*WHAT TO DO:*
Reproduce the material in full, exactly as written.

[Part of a data file]
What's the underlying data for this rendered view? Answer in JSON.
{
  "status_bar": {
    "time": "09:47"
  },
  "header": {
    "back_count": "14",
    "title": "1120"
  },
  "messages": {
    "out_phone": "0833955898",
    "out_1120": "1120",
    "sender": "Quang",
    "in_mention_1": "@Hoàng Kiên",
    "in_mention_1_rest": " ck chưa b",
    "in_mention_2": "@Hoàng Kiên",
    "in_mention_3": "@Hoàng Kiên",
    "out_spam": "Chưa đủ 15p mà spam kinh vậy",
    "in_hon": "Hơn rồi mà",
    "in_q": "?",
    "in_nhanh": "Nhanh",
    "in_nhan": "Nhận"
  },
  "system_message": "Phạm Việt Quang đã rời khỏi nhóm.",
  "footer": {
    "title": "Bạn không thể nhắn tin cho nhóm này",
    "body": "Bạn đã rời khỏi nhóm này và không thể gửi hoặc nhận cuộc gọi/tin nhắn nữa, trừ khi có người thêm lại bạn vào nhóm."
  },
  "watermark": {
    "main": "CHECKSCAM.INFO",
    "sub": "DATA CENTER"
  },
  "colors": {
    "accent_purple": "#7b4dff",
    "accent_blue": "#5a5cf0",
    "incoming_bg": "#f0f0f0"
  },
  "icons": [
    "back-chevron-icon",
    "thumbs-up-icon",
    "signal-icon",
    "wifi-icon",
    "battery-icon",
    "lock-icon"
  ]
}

*RESPONSE FOR THIS EXERCISE:*
What's the underlying data for this rendered view? Answer in JSON.
{
  "status_bar": {
    "time": "09:47"
  },
  "header": {
    "back_count": "14",
    "title": "1120"
  },
  "messages": {
    "out_phone": "0833955898",
    "out_1120": "1120",
    "sender": "Quang",
    "in_mention_1": "@Hoàng Kiên",
    "in_mention_1_rest": " ck chưa b",
    "in_mention_2": "@Hoàng Kiên",
    "in_mention_3": "@Hoàng Kiên",
    "out_spam": "Chưa đủ 15p mà spam kinh vậy",
    "in_hon": "Hơn rồi mà",
    "in_q": "?",
    "in_nhanh": "Nhanh",
    "in_nhan": "Nhận"
  },
  "system_message": "Phạm Việt Quang đã rời khỏi nhóm.",
  "footer": {
    "title": "Bạn không thể nhắn tin cho nhóm này",
    "body": "Bạn đã rời khỏi nhóm này và không thể gửi hoặc nhận cuộc gọi/tin nhắn nữa, trừ khi có người thêm lại bạn vào nhóm."
  },
  "watermark": {
    "main": "CHECKSCAM.INFO",
    "sub": "DATA CENTER"
  },
  "colors": {
    "accent_purple": "#7b4dff",
    "accent_blue": "#5a5cf0",
    "incoming_bg": "#f0f0f0"
  },
  "icons": [
    "back-chevron-icon",
    "thumbs-up-icon",
    "signal-icon",
    "wifi-icon",
    "battery-icon",
    "lock-icon"
  ]
}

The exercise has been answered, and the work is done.